Figure data in JSON
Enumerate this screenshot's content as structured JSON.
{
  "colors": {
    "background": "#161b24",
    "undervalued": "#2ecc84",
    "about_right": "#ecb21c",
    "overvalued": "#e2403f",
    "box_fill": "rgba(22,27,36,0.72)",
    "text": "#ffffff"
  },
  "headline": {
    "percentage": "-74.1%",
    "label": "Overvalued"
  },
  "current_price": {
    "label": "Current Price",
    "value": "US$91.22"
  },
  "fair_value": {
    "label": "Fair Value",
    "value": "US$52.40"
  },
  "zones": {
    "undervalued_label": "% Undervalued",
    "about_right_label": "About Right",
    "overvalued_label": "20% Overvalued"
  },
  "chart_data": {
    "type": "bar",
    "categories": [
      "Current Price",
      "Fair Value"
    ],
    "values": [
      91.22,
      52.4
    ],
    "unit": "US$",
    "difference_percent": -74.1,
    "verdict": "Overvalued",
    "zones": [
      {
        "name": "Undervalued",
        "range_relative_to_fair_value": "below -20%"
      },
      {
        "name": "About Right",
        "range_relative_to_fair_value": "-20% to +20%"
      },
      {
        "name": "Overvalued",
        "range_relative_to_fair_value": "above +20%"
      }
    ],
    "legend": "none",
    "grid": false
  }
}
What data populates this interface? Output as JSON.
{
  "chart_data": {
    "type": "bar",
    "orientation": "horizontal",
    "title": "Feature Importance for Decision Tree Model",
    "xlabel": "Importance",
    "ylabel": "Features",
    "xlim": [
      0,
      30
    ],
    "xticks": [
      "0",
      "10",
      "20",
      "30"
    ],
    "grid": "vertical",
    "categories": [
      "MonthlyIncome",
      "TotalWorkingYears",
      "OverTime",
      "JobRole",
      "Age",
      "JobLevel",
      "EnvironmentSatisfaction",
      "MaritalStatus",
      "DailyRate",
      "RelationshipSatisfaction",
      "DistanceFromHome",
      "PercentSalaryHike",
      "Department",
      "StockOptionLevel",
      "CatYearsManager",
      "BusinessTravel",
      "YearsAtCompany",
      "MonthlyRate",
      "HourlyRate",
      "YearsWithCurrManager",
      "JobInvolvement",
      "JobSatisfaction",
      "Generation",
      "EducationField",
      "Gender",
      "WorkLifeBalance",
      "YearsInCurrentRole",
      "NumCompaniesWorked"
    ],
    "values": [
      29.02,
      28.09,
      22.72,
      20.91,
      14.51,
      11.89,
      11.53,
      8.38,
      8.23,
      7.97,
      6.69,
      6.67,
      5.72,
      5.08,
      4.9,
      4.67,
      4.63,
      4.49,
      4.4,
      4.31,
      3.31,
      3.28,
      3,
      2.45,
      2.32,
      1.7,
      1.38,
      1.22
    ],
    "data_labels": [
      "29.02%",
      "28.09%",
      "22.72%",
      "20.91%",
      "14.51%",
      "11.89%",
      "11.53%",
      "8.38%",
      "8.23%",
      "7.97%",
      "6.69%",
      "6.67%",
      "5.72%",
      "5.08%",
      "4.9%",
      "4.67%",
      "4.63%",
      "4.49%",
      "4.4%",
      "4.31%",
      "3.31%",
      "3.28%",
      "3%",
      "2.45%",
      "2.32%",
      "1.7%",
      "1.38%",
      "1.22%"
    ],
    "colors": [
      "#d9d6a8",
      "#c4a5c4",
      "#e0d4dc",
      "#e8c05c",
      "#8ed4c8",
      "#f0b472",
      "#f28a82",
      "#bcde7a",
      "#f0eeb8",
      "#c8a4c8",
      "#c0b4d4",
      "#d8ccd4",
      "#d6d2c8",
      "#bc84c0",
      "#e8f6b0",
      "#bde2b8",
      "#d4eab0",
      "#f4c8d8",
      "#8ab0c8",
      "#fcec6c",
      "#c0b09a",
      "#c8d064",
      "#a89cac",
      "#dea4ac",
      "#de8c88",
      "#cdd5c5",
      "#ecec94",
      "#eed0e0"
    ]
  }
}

### What you need to do:
Each line holding "name" must be found and copied.

### Problem solution:
        "name": "Undervalued",
        "name": "About Right",
        "name": "Overvalued",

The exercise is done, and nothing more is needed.